**Extracted data**
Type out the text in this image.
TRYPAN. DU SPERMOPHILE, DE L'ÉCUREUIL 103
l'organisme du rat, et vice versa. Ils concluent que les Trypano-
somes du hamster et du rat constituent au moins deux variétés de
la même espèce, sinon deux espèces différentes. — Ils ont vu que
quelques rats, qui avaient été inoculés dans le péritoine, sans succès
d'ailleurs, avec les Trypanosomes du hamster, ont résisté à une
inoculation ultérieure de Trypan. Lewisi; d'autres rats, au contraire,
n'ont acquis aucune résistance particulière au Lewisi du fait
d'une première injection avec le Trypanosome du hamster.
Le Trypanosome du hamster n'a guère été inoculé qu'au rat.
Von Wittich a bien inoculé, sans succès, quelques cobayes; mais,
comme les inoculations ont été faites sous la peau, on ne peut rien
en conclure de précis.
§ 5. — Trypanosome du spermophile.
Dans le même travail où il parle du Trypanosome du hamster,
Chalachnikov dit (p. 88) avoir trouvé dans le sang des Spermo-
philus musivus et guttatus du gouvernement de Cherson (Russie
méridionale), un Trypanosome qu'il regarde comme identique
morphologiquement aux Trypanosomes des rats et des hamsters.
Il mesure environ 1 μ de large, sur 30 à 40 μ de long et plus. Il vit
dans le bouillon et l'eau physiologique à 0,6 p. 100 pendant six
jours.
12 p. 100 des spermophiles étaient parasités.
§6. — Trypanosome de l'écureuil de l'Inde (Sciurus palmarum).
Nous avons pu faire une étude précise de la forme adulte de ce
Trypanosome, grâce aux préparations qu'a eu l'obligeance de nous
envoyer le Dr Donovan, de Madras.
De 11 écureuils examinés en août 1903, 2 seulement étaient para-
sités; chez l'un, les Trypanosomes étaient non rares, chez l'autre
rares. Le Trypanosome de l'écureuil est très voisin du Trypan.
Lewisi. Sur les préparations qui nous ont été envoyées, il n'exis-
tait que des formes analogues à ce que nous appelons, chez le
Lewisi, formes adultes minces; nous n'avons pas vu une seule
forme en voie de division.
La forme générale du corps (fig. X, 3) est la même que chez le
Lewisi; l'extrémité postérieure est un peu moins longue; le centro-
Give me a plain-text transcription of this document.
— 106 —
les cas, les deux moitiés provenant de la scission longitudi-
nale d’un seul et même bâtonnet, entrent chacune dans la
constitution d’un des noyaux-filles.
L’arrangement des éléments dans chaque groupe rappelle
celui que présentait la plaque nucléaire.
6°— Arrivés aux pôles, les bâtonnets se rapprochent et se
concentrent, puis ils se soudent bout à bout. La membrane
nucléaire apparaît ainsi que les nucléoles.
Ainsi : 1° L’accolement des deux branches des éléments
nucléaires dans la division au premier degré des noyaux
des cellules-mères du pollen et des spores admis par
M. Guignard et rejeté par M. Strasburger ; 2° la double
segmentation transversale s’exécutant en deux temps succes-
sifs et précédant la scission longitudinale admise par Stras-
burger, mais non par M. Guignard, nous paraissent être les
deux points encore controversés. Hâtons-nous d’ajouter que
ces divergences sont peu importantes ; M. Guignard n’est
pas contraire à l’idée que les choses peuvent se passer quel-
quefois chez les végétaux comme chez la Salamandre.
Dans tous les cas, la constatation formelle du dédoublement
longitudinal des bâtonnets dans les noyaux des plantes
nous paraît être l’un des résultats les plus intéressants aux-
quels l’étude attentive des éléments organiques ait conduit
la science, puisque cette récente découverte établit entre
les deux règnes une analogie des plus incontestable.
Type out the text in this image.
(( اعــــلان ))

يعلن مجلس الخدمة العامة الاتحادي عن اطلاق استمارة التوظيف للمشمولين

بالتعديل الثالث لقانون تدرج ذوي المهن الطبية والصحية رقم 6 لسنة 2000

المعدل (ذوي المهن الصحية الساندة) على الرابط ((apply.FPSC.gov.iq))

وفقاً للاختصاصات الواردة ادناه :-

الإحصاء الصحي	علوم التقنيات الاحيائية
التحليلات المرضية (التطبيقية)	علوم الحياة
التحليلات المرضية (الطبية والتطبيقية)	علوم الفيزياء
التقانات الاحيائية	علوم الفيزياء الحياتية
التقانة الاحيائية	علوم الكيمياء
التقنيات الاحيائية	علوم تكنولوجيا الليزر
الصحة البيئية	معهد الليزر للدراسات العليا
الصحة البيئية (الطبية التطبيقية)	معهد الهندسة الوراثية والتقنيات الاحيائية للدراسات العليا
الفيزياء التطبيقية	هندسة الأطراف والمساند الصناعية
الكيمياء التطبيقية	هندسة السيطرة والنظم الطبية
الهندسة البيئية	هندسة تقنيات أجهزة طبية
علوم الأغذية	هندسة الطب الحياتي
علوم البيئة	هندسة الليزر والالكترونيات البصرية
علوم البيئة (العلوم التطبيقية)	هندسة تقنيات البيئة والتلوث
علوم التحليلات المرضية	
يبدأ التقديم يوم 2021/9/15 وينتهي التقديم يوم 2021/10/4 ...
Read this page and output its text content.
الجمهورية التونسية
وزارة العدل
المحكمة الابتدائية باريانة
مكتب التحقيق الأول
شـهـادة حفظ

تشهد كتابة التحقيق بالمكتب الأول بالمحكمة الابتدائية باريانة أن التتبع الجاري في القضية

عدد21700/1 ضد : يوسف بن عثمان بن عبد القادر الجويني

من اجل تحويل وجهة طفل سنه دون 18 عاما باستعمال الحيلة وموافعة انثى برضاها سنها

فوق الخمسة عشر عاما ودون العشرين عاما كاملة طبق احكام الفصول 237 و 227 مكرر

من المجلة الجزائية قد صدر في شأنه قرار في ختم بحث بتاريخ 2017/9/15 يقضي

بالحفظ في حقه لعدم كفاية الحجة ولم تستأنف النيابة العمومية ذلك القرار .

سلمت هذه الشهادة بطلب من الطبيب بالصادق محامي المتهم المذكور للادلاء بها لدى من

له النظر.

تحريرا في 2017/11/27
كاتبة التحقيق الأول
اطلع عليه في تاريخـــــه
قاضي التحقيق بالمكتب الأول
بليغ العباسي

**Task prompt**
Lines in the records that hold the word "préparations" are to be counted; give only the total.

**Solution for this task**
2